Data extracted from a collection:

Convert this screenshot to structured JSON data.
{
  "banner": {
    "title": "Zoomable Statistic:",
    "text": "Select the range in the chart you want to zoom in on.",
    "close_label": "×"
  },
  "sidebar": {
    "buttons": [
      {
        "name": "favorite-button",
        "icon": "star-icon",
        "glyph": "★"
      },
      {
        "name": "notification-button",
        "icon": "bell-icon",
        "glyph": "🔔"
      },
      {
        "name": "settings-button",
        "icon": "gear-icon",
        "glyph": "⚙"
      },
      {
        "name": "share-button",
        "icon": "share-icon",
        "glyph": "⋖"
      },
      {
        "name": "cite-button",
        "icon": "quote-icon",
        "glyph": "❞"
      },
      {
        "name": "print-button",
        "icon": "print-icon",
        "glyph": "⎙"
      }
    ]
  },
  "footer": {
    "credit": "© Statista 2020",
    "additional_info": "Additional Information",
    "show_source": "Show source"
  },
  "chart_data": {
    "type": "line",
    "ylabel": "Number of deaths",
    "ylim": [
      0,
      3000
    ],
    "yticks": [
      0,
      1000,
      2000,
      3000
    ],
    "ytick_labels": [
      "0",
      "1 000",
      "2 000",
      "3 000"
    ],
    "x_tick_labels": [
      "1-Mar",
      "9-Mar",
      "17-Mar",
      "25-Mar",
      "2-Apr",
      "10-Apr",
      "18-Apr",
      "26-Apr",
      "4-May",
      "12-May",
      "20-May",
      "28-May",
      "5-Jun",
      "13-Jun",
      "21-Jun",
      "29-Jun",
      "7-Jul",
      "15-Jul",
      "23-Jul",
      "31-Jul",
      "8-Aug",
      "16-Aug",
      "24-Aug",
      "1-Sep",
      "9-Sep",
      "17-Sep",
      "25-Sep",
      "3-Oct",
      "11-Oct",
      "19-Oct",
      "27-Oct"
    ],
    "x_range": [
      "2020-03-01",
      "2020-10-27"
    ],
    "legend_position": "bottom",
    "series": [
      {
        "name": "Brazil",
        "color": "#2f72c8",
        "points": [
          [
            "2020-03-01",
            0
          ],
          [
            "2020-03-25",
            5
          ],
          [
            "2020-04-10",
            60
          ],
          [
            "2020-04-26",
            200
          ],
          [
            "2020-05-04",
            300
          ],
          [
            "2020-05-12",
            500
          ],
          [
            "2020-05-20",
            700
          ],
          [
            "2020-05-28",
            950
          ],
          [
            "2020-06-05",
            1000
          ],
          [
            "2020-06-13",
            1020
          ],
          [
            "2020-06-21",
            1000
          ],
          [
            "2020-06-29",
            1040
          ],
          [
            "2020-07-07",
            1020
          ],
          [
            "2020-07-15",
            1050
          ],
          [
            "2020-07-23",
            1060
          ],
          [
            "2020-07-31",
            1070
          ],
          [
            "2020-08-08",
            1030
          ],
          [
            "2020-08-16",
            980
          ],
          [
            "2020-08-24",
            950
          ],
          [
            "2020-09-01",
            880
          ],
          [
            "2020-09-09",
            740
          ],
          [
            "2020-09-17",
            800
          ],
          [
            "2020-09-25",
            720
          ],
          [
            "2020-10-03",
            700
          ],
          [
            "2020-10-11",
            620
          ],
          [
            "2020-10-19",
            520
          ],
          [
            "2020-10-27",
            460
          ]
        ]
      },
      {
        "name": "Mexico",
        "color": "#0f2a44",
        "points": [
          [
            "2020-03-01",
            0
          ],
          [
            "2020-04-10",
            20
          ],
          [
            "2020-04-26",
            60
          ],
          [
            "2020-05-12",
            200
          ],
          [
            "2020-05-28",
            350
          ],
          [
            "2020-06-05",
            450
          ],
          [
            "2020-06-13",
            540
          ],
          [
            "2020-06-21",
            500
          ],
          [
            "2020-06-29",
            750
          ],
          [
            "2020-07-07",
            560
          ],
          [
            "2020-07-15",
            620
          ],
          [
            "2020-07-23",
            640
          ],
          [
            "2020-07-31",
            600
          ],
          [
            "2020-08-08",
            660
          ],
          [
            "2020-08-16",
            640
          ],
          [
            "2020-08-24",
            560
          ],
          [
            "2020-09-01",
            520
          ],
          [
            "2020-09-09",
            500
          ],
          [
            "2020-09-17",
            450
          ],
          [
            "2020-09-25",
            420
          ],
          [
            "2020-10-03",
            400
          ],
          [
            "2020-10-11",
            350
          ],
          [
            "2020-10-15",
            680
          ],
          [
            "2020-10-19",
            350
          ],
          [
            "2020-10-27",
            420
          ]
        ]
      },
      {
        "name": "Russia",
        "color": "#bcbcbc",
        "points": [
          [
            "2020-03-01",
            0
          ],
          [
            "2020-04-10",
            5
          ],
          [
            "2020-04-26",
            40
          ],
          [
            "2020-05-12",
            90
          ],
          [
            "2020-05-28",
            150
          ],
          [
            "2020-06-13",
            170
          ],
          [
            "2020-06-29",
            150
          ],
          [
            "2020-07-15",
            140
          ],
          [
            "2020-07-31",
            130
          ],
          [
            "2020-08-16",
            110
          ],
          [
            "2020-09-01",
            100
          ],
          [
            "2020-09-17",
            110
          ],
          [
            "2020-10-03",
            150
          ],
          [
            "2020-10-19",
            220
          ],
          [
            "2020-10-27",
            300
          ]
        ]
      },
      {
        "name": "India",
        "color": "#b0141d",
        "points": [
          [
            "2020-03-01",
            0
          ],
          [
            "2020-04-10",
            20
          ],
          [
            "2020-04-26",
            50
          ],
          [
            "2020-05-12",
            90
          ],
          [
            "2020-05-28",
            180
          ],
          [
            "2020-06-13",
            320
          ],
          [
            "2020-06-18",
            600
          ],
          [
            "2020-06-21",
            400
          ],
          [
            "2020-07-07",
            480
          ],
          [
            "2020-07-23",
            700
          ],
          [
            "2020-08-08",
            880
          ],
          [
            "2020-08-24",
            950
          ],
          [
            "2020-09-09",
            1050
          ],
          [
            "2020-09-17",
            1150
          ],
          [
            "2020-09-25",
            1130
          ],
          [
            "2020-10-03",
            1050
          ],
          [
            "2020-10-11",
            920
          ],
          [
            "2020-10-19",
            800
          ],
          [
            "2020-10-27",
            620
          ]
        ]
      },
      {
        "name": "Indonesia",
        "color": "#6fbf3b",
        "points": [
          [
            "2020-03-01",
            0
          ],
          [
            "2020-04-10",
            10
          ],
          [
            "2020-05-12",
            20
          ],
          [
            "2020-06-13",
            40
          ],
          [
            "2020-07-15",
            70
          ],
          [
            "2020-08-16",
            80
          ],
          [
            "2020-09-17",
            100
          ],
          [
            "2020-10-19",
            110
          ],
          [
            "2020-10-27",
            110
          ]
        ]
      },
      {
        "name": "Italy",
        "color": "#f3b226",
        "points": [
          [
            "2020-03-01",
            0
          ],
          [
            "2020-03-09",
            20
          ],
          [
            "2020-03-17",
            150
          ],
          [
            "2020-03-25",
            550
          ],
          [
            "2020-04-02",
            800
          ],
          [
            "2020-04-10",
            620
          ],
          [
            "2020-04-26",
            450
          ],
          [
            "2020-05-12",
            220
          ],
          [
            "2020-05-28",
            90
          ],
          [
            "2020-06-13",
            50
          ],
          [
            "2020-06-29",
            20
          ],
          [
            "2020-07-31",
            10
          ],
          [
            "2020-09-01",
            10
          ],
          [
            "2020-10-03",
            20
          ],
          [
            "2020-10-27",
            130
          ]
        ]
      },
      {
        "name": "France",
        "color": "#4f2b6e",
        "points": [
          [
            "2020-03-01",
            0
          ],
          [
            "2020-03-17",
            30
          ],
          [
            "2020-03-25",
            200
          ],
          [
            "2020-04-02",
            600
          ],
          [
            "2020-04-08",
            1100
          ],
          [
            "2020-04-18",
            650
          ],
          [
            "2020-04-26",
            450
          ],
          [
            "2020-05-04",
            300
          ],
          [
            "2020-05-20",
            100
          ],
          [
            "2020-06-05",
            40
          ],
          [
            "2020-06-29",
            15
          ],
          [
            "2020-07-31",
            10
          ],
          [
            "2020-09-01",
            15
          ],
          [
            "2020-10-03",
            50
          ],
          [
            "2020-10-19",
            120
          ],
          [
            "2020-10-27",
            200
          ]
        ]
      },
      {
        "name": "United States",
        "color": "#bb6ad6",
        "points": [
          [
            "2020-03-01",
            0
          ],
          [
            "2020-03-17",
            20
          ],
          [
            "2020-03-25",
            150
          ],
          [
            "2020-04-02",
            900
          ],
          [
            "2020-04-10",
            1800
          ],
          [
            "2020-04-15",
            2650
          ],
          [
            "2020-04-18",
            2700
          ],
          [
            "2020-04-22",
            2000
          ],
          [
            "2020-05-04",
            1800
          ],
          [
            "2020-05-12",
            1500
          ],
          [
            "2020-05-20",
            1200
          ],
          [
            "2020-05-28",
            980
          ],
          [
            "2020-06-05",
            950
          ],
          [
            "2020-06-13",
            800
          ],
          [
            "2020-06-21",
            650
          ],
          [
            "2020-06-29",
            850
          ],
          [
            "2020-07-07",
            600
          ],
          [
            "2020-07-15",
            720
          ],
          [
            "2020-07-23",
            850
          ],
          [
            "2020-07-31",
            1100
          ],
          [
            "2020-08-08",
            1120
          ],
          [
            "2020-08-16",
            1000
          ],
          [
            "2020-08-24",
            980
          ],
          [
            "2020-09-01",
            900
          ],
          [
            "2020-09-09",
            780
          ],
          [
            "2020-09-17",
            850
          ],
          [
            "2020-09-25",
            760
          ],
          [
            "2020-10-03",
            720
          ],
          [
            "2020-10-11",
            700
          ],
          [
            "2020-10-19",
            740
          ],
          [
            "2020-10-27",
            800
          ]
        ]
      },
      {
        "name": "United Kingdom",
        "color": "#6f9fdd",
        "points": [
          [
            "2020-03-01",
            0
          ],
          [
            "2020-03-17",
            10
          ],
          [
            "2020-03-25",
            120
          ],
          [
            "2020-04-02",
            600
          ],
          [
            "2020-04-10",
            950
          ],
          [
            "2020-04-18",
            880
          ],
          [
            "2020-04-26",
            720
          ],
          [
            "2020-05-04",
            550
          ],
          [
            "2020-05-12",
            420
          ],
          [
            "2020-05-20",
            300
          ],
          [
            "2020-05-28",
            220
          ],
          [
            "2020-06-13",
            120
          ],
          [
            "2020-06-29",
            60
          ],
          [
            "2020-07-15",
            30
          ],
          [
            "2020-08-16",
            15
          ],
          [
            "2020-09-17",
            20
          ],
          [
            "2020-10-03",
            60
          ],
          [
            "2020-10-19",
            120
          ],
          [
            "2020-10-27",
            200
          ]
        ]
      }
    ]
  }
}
* * *
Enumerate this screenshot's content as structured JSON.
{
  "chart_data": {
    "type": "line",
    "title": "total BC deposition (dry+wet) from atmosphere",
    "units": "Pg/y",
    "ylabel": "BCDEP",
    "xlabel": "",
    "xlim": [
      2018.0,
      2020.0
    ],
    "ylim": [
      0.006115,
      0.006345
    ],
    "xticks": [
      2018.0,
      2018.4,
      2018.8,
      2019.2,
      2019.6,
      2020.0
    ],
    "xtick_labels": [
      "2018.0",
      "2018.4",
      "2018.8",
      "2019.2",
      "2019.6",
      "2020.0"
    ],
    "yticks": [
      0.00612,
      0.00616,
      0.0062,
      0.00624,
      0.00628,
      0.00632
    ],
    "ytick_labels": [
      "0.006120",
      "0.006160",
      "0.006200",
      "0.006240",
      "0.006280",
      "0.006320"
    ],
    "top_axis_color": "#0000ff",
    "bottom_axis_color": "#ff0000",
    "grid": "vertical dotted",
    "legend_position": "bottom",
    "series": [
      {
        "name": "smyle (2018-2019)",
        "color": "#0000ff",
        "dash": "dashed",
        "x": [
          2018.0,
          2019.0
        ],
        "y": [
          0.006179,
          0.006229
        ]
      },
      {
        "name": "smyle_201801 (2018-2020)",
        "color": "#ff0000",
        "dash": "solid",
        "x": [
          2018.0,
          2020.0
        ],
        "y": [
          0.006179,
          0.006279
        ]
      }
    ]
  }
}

YOUR OBJECTIVE:
Pick out lines containing the word "glyph", each one as written.

ANSWER:
        "glyph": "★"
        "glyph": "🔔"
        "glyph": "⚙"
        "glyph": "⋖"
        "glyph": "❞"
        "glyph": "⎙"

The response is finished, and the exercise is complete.